===== Data shown =====

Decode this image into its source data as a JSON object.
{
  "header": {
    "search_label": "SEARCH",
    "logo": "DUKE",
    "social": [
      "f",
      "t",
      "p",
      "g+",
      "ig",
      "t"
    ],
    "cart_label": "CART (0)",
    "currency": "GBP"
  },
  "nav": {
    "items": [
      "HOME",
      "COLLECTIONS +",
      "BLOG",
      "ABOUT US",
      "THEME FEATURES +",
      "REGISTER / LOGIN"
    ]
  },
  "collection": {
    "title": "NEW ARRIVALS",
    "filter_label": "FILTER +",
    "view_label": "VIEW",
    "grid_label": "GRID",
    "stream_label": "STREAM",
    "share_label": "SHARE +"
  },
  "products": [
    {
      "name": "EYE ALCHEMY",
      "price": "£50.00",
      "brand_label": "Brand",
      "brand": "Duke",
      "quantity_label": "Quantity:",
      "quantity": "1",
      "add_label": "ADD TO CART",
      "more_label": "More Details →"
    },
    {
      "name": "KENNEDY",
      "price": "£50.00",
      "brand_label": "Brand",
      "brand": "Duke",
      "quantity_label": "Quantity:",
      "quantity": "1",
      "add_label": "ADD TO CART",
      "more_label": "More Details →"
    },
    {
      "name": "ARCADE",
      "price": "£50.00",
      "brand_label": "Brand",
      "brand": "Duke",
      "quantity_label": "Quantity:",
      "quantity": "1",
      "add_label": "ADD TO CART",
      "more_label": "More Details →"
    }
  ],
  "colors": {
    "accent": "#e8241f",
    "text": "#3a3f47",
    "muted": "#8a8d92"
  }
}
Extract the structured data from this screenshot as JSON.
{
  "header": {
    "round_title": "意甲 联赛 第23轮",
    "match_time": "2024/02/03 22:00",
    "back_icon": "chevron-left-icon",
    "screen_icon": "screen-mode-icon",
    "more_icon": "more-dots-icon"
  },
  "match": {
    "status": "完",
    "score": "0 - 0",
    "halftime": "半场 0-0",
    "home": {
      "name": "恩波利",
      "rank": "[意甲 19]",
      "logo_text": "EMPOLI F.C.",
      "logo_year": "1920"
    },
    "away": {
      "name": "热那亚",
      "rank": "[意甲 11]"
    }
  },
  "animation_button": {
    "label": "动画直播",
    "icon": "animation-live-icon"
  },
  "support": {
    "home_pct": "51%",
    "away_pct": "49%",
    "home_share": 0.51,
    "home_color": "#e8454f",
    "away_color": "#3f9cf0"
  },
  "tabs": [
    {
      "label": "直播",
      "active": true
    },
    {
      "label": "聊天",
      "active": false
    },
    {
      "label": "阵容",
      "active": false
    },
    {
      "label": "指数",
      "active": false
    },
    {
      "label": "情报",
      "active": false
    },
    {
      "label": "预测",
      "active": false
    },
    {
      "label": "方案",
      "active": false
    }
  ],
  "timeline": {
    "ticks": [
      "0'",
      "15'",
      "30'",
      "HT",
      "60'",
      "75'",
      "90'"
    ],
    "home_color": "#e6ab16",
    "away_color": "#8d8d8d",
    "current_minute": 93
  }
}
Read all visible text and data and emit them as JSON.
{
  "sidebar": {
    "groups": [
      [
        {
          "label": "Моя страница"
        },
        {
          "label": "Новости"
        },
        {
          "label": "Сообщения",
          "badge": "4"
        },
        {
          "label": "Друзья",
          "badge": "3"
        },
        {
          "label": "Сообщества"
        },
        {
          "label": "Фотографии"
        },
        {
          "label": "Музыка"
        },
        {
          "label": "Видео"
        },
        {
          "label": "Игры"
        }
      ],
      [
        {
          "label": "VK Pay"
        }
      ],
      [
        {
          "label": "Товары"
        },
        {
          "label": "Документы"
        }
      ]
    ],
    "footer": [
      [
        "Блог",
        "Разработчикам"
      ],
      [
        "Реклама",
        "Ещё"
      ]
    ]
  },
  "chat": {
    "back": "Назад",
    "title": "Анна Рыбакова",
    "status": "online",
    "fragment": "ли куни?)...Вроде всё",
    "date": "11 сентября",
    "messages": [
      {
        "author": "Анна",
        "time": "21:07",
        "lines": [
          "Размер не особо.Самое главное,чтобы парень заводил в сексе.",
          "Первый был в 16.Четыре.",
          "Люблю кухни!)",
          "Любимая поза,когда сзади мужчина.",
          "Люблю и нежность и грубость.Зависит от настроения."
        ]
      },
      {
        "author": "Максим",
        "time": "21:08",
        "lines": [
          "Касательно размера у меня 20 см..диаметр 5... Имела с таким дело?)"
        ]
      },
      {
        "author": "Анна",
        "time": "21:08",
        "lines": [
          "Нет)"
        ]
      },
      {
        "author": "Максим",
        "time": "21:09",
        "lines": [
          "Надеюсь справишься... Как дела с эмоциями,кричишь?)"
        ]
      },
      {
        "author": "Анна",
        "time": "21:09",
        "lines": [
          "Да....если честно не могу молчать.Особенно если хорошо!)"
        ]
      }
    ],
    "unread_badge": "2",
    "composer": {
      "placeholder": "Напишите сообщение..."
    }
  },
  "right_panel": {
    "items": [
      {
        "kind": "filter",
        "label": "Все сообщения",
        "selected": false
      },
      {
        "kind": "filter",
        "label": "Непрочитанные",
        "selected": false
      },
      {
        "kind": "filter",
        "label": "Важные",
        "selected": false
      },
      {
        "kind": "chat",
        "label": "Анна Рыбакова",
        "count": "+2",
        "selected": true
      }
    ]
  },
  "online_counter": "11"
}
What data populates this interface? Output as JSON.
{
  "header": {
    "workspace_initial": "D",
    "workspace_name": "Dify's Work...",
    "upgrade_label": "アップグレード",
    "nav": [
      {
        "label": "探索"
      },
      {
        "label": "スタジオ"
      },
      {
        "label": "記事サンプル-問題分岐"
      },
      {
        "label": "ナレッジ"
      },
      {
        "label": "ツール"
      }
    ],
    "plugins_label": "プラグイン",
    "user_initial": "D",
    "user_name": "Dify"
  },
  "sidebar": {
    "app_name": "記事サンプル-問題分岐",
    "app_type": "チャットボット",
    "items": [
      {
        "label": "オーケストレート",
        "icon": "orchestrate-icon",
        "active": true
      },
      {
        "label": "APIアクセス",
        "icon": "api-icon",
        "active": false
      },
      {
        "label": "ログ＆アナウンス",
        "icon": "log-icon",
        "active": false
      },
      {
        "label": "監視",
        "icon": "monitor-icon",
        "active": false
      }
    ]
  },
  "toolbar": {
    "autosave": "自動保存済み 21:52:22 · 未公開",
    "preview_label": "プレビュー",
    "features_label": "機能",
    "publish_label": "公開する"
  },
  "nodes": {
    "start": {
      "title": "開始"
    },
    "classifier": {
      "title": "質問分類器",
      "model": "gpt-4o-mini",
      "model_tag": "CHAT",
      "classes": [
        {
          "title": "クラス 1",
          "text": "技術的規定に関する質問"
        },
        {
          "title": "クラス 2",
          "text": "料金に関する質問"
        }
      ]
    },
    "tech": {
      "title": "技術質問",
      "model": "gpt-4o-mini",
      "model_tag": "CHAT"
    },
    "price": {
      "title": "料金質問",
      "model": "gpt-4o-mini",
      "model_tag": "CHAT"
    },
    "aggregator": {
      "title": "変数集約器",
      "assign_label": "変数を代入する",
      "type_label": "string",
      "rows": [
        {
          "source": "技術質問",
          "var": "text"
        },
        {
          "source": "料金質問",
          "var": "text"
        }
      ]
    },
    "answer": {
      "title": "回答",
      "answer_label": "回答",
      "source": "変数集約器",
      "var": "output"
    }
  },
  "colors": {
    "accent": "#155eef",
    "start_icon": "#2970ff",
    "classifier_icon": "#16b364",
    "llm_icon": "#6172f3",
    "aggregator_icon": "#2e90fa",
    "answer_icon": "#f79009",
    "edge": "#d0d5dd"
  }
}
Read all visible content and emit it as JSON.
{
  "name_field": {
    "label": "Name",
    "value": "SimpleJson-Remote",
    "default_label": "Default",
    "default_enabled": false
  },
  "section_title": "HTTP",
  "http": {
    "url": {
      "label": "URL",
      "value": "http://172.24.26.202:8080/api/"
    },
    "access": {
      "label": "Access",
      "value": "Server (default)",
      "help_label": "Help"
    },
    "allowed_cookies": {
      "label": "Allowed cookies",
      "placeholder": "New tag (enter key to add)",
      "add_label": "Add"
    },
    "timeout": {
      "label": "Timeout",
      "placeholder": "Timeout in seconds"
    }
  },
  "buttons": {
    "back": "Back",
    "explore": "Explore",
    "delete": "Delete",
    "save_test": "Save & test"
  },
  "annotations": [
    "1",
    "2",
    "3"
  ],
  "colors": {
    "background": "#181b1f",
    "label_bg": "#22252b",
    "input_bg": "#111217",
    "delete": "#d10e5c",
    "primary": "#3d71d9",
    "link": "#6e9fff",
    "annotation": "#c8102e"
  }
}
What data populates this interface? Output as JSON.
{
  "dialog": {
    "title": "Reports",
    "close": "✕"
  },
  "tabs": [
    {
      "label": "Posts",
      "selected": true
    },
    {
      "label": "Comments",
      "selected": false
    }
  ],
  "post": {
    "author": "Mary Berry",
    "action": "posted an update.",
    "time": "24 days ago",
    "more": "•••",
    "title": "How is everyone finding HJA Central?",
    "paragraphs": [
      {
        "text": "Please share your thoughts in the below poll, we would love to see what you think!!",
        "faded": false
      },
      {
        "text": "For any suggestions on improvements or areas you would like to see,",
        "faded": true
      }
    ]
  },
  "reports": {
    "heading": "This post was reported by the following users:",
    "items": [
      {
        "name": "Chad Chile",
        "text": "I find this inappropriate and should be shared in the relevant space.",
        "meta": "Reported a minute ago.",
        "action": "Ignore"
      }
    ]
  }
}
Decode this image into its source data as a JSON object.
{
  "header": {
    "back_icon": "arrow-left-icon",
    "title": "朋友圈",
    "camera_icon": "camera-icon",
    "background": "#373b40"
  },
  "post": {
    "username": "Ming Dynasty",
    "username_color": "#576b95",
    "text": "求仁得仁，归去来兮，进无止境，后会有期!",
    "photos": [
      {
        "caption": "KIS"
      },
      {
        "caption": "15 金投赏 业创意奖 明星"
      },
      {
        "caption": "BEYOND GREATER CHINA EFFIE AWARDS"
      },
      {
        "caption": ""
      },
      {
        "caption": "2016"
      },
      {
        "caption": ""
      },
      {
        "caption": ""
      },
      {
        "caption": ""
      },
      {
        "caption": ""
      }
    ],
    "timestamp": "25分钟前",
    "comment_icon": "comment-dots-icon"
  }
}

=====

:: Objective ::
Go over the data above and copy every line that has the word "would" in it.

:: Problem solution ::
        "text": "Please share your thoughts in the below poll, we would love to see what you think!!",
        "text": "For any suggestions on improvements or areas you would like to see,",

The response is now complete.